# Goal
Every line below is to be copied exactly, with the pictures left out.

# Dataset excerpts

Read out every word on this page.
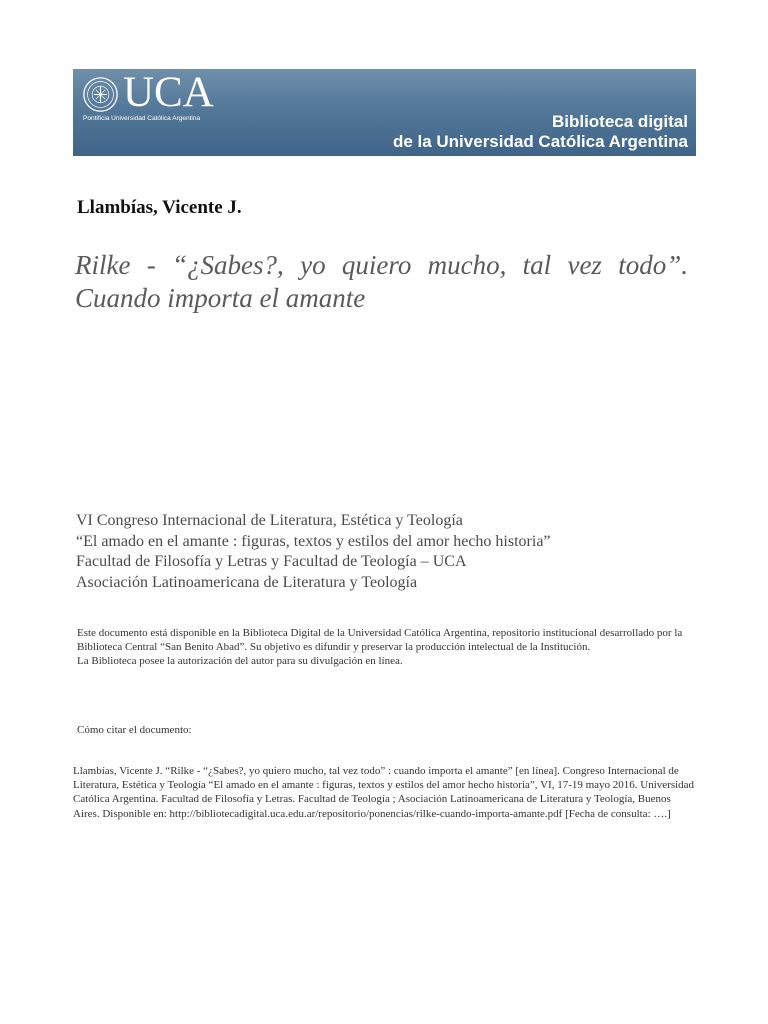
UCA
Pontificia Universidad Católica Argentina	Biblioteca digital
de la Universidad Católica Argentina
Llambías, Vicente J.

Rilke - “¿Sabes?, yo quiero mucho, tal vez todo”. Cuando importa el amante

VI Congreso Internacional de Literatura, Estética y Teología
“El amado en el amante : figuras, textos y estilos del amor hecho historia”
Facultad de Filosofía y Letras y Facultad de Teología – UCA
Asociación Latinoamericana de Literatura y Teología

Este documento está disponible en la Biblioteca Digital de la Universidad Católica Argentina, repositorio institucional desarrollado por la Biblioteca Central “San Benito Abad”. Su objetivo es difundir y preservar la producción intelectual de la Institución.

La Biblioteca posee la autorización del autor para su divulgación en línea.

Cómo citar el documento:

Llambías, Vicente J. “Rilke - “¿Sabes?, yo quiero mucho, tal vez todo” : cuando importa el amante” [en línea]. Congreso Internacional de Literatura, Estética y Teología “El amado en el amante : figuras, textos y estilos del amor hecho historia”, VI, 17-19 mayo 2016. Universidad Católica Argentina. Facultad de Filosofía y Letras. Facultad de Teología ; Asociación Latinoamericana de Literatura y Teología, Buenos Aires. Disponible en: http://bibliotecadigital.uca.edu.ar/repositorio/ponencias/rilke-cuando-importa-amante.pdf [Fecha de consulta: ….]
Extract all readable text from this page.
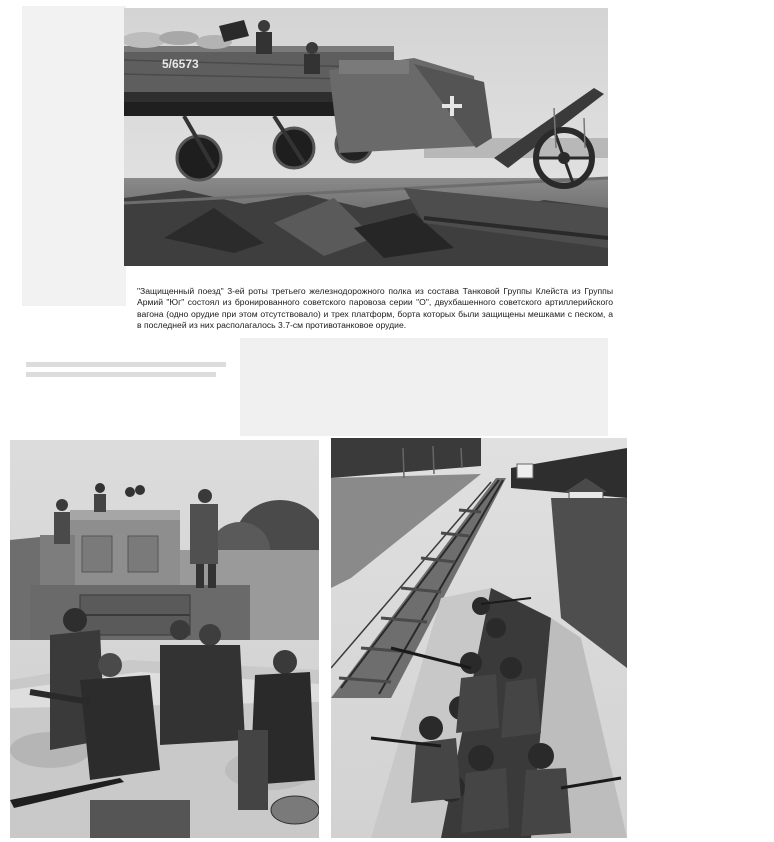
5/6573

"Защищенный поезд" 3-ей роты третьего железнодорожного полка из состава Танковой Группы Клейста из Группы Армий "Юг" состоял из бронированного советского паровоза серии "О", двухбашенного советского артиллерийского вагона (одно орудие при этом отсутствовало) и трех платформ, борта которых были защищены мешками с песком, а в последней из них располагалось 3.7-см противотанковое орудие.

# Reply to the exercise
Read out every word on this page.
UCA
Pontificia Universidad Católica Argentina	Biblioteca digital
de la Universidad Católica Argentina
Llambías, Vicente J.

Rilke - “¿Sabes?, yo quiero mucho, tal vez todo”. Cuando importa el amante

VI Congreso Internacional de Literatura, Estética y Teología
“El amado en el amante : figuras, textos y estilos del amor hecho historia”
Facultad de Filosofía y Letras y Facultad de Teología – UCA
Asociación Latinoamericana de Literatura y Teología

Este documento está disponible en la Biblioteca Digital de la Universidad Católica Argentina, repositorio institucional desarrollado por la Biblioteca Central “San Benito Abad”. Su objetivo es difundir y preservar la producción intelectual de la Institución.

La Biblioteca posee la autorización del autor para su divulgación en línea.

Cómo citar el documento:

Llambías, Vicente J. “Rilke - “¿Sabes?, yo quiero mucho, tal vez todo” : cuando importa el amante” [en línea]. Congreso Internacional de Literatura, Estética y Teología “El amado en el amante : figuras, textos y estilos del amor hecho historia”, VI, 17-19 mayo 2016. Universidad Católica Argentina. Facultad de Filosofía y Letras. Facultad de Teología ; Asociación Latinoamericana de Literatura y Teología, Buenos Aires. Disponible en: http://bibliotecadigital.uca.edu.ar/repositorio/ponencias/rilke-cuando-importa-amante.pdf [Fecha de consulta: ….]
Extract all readable text from this page.
5/6573

"Защищенный поезд" 3-ей роты третьего железнодорожного полка из состава Танковой Группы Клейста из Группы Армий "Юг" состоял из бронированного советского паровоза серии "О", двухбашенного советского артиллерийского вагона (одно орудие при этом отсутствовало) и трех платформ, борта которых были защищены мешками с песком, а в последней из них располагалось 3.7-см противотанковое орудие.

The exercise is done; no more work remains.